Set down every entry word for word. Omit the pictures.

Collected data entries:
* BEGIN *

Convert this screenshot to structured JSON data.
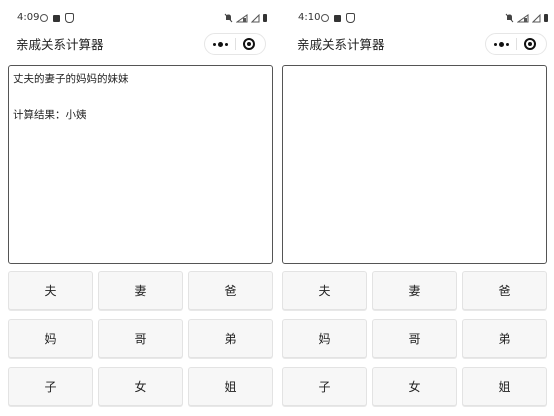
{
  "panels": [
    {
      "status": {
        "time": "4:09"
      },
      "app_title": "亲戚关系计算器",
      "input_text": "丈夫的妻子的妈妈的妹妹",
      "result_text": "计算结果：小姨",
      "keys": [
        "夫",
        "妻",
        "爸",
        "妈",
        "哥",
        "弟",
        "子",
        "女",
        "姐"
      ]
    },
    {
      "status": {
        "time": "4:10"
      },
      "app_title": "亲戚关系计算器",
      "input_text": "",
      "result_text": "",
      "keys": [
        "夫",
        "妻",
        "爸",
        "妈",
        "哥",
        "弟",
        "子",
        "女",
        "姐"
      ]
    }
  ],
  "icons": {
    "status_left": [
      "search-icon",
      "image-icon",
      "shield-icon"
    ],
    "status_right": [
      "bell-off-icon",
      "signal-icon",
      "triangle-icon",
      "battery-icon"
    ],
    "capsule": [
      "more-icon",
      "close-target-icon"
    ]
  },
  "colors": {
    "background": "#ffffff",
    "key_background": "#f7f7f7",
    "key_border": "#e3e3e3",
    "textarea_border": "#555555"
  }
}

* END *

* Worked answer
Convert this screenshot to structured JSON data.
{
  "panels": [
    {
      "status": {
        "time": "4:09"
      },
      "app_title": "亲戚关系计算器",
      "input_text": "丈夫的妻子的妈妈的妹妹",
      "result_text": "计算结果：小姨",
      "keys": [
        "夫",
        "妻",
        "爸",
        "妈",
        "哥",
        "弟",
        "子",
        "女",
        "姐"
      ]
    },
    {
      "status": {
        "time": "4:10"
      },
      "app_title": "亲戚关系计算器",
      "input_text": "",
      "result_text": "",
      "keys": [
        "夫",
        "妻",
        "爸",
        "妈",
        "哥",
        "弟",
        "子",
        "女",
        "姐"
      ]
    }
  ],
  "icons": {
    "status_left": [
      "search-icon",
      "image-icon",
      "shield-icon"
    ],
    "status_right": [
      "bell-off-icon",
      "signal-icon",
      "triangle-icon",
      "battery-icon"
    ],
    "capsule": [
      "more-icon",
      "close-target-icon"
    ]
  },
  "colors": {
    "background": "#ffffff",
    "key_background": "#f7f7f7",
    "key_border": "#e3e3e3",
    "textarea_border": "#555555"
  }
}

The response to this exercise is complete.